Exercise description
Extract the lines that carry the string "überhaupt" from the listing.

Material shown
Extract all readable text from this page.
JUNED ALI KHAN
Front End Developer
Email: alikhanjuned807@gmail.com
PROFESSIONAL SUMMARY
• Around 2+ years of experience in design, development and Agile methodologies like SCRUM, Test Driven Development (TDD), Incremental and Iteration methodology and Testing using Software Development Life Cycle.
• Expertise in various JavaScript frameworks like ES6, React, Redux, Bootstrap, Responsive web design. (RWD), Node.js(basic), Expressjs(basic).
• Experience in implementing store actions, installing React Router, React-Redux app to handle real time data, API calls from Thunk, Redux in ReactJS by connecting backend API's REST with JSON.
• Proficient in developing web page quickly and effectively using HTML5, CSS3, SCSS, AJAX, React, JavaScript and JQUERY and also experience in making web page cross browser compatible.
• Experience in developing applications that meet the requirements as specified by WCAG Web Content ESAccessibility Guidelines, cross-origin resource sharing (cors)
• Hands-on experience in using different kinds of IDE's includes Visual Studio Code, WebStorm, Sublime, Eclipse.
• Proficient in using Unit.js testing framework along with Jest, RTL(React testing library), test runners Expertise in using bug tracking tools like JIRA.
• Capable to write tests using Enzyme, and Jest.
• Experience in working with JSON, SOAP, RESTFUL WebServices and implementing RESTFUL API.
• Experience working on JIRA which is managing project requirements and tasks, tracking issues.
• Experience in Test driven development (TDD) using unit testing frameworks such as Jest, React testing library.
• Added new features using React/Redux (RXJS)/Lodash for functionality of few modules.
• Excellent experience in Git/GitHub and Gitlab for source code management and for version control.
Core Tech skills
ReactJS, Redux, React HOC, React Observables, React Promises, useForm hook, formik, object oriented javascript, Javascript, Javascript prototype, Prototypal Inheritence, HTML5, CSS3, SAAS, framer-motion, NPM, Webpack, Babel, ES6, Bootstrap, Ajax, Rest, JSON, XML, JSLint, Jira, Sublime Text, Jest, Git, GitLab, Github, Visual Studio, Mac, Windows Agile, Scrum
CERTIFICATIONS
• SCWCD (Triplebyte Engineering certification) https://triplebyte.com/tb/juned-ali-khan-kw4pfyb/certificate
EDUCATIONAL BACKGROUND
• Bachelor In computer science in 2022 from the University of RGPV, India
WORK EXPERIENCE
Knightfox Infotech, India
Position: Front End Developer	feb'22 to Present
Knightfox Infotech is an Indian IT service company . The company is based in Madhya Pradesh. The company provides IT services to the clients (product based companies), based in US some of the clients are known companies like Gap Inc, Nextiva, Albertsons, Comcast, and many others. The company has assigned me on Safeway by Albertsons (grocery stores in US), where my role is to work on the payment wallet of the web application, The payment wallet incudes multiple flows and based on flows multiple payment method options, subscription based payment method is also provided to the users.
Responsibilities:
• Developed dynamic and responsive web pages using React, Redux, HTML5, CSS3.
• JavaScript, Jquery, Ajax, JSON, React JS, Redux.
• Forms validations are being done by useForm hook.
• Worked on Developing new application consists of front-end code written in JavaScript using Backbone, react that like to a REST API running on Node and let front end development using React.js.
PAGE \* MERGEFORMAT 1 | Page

...

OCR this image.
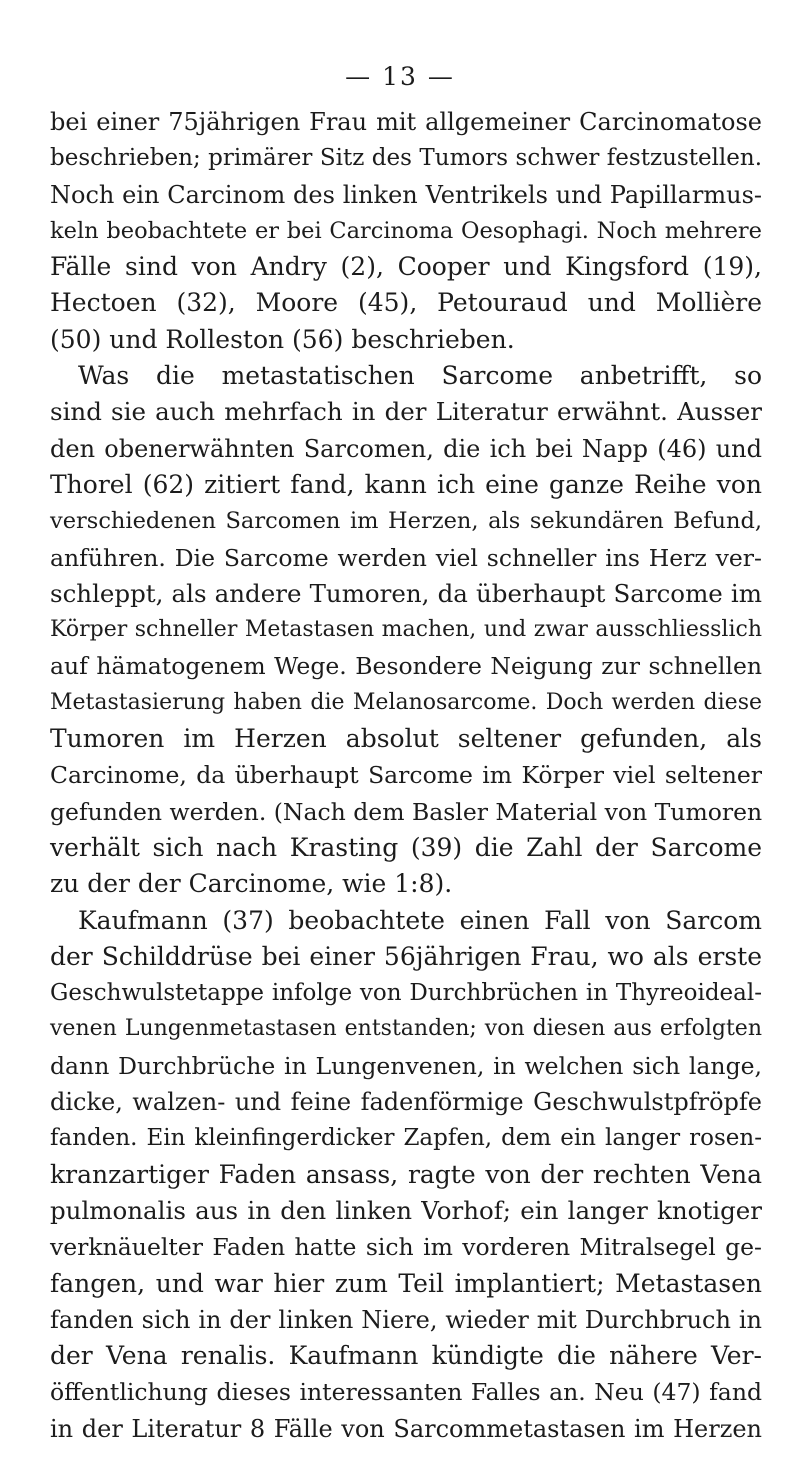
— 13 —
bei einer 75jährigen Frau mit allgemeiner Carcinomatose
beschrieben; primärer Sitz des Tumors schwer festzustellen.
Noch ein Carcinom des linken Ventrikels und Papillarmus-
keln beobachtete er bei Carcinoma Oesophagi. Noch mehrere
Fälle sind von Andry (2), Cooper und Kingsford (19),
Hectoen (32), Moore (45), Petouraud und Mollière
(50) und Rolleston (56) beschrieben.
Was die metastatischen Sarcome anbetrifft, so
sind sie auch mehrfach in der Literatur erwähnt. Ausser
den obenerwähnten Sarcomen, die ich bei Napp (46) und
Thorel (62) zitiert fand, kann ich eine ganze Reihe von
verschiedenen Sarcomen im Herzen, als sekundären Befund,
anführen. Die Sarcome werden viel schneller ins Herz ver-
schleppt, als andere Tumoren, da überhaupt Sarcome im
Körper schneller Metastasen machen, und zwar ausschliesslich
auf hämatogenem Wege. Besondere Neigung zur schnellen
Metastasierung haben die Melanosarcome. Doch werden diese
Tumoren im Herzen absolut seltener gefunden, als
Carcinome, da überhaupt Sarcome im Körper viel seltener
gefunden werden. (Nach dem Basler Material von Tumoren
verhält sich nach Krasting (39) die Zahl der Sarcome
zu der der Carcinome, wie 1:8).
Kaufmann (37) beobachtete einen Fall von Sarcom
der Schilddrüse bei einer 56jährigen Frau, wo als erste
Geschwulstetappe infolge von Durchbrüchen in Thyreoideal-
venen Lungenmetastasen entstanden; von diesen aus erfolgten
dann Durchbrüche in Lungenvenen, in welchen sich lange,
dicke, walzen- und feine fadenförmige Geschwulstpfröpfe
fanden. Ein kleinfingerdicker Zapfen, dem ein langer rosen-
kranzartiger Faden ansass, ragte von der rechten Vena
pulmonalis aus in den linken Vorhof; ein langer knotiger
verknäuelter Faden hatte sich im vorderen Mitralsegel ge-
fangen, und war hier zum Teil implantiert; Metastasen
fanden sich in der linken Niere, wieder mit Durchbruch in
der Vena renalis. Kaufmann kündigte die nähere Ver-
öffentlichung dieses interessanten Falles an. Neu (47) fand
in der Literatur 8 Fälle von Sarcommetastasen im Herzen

Answer below
schleppt, als andere Tumoren, da überhaupt Sarcome im
Carcinome, da überhaupt Sarcome im Körper viel seltener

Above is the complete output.